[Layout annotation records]
·····
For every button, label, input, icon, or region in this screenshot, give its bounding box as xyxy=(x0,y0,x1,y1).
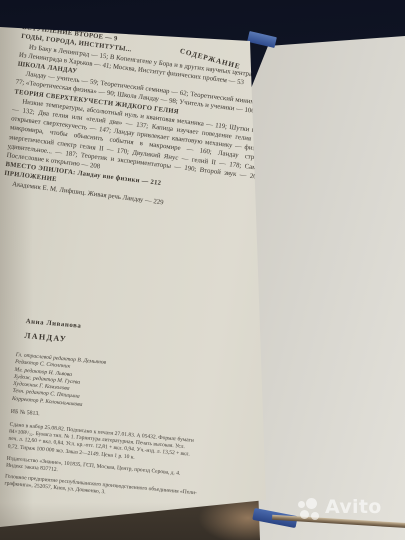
author-name: Анна Ливанова xyxy=(25,318,81,330)
book-photo: СОДЕРЖАНИЕ ВСТУПЛЕНИЕ ПЕРВОЕ — 3ВСТУПЛЕН… xyxy=(0,0,405,540)
book-title: ЛАНДАУ xyxy=(24,331,80,345)
author-block: Анна Ливанова ЛАНДАУ xyxy=(24,318,82,345)
avito-logo-icon xyxy=(294,495,324,523)
blue-cover-edge-fold xyxy=(247,31,277,48)
blank-right-page xyxy=(240,26,405,540)
table-of-contents: ВСТУПЛЕНИЕ ПЕРВОЕ — 3ВСТУПЛЕНИЕ ВТОРОЕ —… xyxy=(3,14,278,219)
avito-watermark-label: Avito xyxy=(325,496,382,518)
·····
_TASK TO CARRY OUT_
Write out the records again with "screenshot" replaced by "image" and everything else unchanged, omitting the pictures.

_REPLY TO THE EXERCISE_
For every button, label, input, icon, or region in this image, give its bounding box as xyxy=(x0,y0,x1,y1).
author-name: Анна Ливанова xyxy=(25,318,81,330)
book-photo: СОДЕРЖАНИЕ ВСТУПЛЕНИЕ ПЕРВОЕ — 3ВСТУПЛЕН… xyxy=(0,0,405,540)
book-title: ЛАНДАУ xyxy=(24,331,80,345)
author-block: Анна Ливанова ЛАНДАУ xyxy=(24,318,82,345)
avito-logo-icon xyxy=(294,495,324,523)
blue-cover-edge-fold xyxy=(247,31,277,48)
blank-right-page xyxy=(240,26,405,540)
table-of-contents: ВСТУПЛЕНИЕ ПЕРВОЕ — 3ВСТУПЛЕНИЕ ВТОРОЕ —… xyxy=(3,14,278,219)
avito-watermark-label: Avito xyxy=(325,496,382,518)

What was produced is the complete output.